* START *

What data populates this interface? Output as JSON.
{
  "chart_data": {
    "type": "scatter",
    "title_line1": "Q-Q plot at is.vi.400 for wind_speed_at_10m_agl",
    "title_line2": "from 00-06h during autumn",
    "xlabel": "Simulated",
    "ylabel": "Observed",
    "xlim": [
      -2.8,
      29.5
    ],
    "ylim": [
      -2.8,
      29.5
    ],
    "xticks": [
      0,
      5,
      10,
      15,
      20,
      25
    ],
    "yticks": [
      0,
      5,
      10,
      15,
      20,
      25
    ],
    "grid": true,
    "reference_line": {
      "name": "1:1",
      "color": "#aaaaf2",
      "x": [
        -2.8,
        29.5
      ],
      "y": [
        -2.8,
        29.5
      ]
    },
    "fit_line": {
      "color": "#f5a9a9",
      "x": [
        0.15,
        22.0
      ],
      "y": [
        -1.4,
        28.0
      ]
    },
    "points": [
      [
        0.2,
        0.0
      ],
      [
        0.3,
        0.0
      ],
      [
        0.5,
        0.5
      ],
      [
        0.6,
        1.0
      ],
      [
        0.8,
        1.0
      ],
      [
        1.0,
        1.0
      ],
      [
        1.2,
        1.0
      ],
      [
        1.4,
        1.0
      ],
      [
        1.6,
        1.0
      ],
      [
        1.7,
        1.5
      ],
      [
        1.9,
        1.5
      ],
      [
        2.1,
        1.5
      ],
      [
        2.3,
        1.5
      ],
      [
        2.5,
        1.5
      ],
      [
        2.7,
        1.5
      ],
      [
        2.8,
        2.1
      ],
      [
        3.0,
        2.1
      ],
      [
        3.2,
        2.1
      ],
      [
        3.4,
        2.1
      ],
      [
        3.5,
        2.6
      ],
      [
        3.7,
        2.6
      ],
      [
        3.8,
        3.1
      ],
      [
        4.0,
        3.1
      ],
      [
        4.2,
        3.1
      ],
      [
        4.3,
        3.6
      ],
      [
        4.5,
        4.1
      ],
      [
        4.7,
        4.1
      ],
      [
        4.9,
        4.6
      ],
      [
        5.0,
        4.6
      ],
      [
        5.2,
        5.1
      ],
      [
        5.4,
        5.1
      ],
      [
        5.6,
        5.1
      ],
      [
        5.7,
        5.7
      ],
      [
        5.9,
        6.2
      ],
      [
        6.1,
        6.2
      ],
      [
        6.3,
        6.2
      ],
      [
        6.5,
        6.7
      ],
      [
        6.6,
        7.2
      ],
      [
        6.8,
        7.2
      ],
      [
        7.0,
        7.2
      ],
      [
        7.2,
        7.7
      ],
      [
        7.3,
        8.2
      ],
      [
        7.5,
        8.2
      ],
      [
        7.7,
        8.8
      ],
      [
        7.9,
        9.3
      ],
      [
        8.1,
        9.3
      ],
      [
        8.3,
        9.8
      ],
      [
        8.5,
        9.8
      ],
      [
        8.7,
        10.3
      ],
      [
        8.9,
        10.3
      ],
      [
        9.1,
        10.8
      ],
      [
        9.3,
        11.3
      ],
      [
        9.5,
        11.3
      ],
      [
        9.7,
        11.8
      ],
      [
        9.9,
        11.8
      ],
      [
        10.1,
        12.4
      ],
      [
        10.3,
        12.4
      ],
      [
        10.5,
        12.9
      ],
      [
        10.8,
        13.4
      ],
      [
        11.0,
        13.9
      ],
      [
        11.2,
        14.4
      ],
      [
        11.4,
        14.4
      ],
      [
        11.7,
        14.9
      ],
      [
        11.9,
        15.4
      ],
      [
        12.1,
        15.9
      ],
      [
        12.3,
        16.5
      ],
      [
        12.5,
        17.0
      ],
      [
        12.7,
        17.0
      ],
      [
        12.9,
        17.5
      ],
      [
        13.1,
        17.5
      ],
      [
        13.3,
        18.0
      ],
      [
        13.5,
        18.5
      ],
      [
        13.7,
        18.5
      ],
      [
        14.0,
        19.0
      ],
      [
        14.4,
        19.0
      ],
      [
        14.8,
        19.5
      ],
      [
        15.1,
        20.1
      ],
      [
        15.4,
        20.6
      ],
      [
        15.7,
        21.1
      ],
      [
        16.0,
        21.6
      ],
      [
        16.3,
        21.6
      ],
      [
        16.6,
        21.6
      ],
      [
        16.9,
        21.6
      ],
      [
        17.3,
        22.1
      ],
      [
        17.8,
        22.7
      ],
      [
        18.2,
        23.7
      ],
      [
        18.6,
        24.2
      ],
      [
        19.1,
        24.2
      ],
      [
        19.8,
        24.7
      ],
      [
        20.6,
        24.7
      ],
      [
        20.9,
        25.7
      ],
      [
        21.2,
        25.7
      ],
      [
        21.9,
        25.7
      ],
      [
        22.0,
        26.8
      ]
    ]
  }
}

* END *

- **Description of the task**
Write out the whole listing again, exactly as it stands.

- **Correct output**
What data populates this interface? Output as JSON.
{
  "chart_data": {
    "type": "scatter",
    "title_line1": "Q-Q plot at is.vi.400 for wind_speed_at_10m_agl",
    "title_line2": "from 00-06h during autumn",
    "xlabel": "Simulated",
    "ylabel": "Observed",
    "xlim": [
      -2.8,
      29.5
    ],
    "ylim": [
      -2.8,
      29.5
    ],
    "xticks": [
      0,
      5,
      10,
      15,
      20,
      25
    ],
    "yticks": [
      0,
      5,
      10,
      15,
      20,
      25
    ],
    "grid": true,
    "reference_line": {
      "name": "1:1",
      "color": "#aaaaf2",
      "x": [
        -2.8,
        29.5
      ],
      "y": [
        -2.8,
        29.5
      ]
    },
    "fit_line": {
      "color": "#f5a9a9",
      "x": [
        0.15,
        22.0
      ],
      "y": [
        -1.4,
        28.0
      ]
    },
    "points": [
      [
        0.2,
        0.0
      ],
      [
        0.3,
        0.0
      ],
      [
        0.5,
        0.5
      ],
      [
        0.6,
        1.0
      ],
      [
        0.8,
        1.0
      ],
      [
        1.0,
        1.0
      ],
      [
        1.2,
        1.0
      ],
      [
        1.4,
        1.0
      ],
      [
        1.6,
        1.0
      ],
      [
        1.7,
        1.5
      ],
      [
        1.9,
        1.5
      ],
      [
        2.1,
        1.5
      ],
      [
        2.3,
        1.5
      ],
      [
        2.5,
        1.5
      ],
      [
        2.7,
        1.5
      ],
      [
        2.8,
        2.1
      ],
      [
        3.0,
        2.1
      ],
      [
        3.2,
        2.1
      ],
      [
        3.4,
        2.1
      ],
      [
        3.5,
        2.6
      ],
      [
        3.7,
        2.6
      ],
      [
        3.8,
        3.1
      ],
      [
        4.0,
        3.1
      ],
      [
        4.2,
        3.1
      ],
      [
        4.3,
        3.6
      ],
      [
        4.5,
        4.1
      ],
      [
        4.7,
        4.1
      ],
      [
        4.9,
        4.6
      ],
      [
        5.0,
        4.6
      ],
      [
        5.2,
        5.1
      ],
      [
        5.4,
        5.1
      ],
      [
        5.6,
        5.1
      ],
      [
        5.7,
        5.7
      ],
      [
        5.9,
        6.2
      ],
      [
        6.1,
        6.2
      ],
      [
        6.3,
        6.2
      ],
      [
        6.5,
        6.7
      ],
      [
        6.6,
        7.2
      ],
      [
        6.8,
        7.2
      ],
      [
        7.0,
        7.2
      ],
      [
        7.2,
        7.7
      ],
      [
        7.3,
        8.2
      ],
      [
        7.5,
        8.2
      ],
      [
        7.7,
        8.8
      ],
      [
        7.9,
        9.3
      ],
      [
        8.1,
        9.3
      ],
      [
        8.3,
        9.8
      ],
      [
        8.5,
        9.8
      ],
      [
        8.7,
        10.3
      ],
      [
        8.9,
        10.3
      ],
      [
        9.1,
        10.8
      ],
      [
        9.3,
        11.3
      ],
      [
        9.5,
        11.3
      ],
      [
        9.7,
        11.8
      ],
      [
        9.9,
        11.8
      ],
      [
        10.1,
        12.4
      ],
      [
        10.3,
        12.4
      ],
      [
        10.5,
        12.9
      ],
      [
        10.8,
        13.4
      ],
      [
        11.0,
        13.9
      ],
      [
        11.2,
        14.4
      ],
      [
        11.4,
        14.4
      ],
      [
        11.7,
        14.9
      ],
      [
        11.9,
        15.4
      ],
      [
        12.1,
        15.9
      ],
      [
        12.3,
        16.5
      ],
      [
        12.5,
        17.0
      ],
      [
        12.7,
        17.0
      ],
      [
        12.9,
        17.5
      ],
      [
        13.1,
        17.5
      ],
      [
        13.3,
        18.0
      ],
      [
        13.5,
        18.5
      ],
      [
        13.7,
        18.5
      ],
      [
        14.0,
        19.0
      ],
      [
        14.4,
        19.0
      ],
      [
        14.8,
        19.5
      ],
      [
        15.1,
        20.1
      ],
      [
        15.4,
        20.6
      ],
      [
        15.7,
        21.1
      ],
      [
        16.0,
        21.6
      ],
      [
        16.3,
        21.6
      ],
      [
        16.6,
        21.6
      ],
      [
        16.9,
        21.6
      ],
      [
        17.3,
        22.1
      ],
      [
        17.8,
        22.7
      ],
      [
        18.2,
        23.7
      ],
      [
        18.6,
        24.2
      ],
      [
        19.1,
        24.2
      ],
      [
        19.8,
        24.7
      ],
      [
        20.6,
        24.7
      ],
      [
        20.9,
        25.7
      ],
      [
        21.2,
        25.7
      ],
      [
        21.9,
        25.7
      ],
      [
        22.0,
        26.8
      ]
    ]
  }
}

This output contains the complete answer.